__WHAT YOU HAVE TO DO__: Report each line of the data that includes the word "Células".

..........

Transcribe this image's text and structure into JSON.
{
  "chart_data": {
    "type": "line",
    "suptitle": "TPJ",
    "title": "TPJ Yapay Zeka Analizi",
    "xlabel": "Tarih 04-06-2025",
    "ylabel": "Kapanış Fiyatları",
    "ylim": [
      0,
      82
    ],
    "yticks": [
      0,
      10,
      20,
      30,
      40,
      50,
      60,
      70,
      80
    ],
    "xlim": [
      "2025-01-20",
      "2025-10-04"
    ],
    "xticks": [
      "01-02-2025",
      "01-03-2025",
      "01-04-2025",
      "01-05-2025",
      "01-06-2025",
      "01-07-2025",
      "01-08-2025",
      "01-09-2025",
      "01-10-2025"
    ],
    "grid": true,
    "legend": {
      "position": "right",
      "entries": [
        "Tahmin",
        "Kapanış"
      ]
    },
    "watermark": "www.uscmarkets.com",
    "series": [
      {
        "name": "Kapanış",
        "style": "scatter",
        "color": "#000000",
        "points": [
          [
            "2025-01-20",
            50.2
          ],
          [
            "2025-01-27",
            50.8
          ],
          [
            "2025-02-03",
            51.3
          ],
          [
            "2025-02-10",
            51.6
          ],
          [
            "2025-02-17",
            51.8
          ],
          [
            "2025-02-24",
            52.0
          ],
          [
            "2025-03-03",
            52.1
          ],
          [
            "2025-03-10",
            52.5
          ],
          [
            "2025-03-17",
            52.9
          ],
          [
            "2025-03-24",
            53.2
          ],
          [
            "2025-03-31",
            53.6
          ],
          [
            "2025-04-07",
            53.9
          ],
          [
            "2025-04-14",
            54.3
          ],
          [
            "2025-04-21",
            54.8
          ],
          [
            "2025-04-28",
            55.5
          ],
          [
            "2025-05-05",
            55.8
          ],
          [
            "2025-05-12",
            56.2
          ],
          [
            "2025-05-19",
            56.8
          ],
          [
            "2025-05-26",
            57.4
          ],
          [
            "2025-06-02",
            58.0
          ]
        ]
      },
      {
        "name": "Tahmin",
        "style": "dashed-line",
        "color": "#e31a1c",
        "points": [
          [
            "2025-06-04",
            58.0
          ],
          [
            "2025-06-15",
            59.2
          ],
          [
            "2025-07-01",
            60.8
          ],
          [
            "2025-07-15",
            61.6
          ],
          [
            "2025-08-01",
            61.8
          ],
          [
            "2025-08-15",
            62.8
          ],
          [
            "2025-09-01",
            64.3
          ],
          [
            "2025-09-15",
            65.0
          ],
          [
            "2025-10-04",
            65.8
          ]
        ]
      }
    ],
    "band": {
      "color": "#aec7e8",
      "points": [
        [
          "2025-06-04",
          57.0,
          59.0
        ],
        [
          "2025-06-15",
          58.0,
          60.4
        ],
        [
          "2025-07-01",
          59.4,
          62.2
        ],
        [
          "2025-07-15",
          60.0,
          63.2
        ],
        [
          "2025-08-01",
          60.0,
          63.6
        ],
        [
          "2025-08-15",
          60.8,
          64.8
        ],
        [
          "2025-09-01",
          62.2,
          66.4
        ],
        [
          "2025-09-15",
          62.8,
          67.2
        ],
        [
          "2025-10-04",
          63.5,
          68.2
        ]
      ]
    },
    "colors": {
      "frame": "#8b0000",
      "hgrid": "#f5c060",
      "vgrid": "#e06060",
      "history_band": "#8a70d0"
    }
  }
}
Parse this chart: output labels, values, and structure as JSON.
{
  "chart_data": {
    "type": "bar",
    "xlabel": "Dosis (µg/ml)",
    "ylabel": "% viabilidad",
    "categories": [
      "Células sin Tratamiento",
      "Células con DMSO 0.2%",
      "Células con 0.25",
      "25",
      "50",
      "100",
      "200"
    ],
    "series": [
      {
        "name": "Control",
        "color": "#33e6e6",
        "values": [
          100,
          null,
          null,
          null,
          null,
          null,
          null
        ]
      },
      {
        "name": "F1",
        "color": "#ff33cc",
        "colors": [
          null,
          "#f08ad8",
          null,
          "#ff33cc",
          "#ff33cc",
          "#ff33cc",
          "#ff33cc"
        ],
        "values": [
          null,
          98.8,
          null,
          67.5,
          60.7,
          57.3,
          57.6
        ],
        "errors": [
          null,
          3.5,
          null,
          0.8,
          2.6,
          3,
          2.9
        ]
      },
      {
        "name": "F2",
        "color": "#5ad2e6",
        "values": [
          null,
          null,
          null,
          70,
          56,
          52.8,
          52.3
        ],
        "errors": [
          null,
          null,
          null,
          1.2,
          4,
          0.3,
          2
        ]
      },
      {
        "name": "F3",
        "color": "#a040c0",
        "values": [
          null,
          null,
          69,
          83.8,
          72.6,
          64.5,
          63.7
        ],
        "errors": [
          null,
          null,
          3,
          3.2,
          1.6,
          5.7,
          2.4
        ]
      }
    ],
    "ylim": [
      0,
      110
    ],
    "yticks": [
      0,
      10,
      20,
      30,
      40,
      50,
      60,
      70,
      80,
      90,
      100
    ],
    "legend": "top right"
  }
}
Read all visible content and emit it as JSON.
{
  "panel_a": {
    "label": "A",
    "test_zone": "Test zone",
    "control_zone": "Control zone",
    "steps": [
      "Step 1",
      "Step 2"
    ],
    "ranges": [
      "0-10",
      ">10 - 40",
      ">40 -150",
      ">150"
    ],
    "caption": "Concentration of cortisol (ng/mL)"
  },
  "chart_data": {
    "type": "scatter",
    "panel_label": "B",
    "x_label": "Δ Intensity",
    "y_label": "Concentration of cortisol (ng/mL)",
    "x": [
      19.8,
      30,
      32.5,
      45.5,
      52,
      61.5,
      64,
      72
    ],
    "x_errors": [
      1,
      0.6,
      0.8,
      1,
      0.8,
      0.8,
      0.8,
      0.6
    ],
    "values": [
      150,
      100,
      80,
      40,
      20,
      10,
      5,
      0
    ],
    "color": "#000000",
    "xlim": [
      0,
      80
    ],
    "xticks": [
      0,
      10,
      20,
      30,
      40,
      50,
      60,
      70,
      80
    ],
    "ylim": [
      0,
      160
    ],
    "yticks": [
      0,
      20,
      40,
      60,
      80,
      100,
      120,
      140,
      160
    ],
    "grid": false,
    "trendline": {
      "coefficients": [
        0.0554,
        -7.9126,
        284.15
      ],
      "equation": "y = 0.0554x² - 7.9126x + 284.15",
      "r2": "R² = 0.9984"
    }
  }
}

..........

__WRITTEN RESPONSE__:
      "Células sin Tratamiento",
      "Células con DMSO 0.2%",
      "Células con 0.25",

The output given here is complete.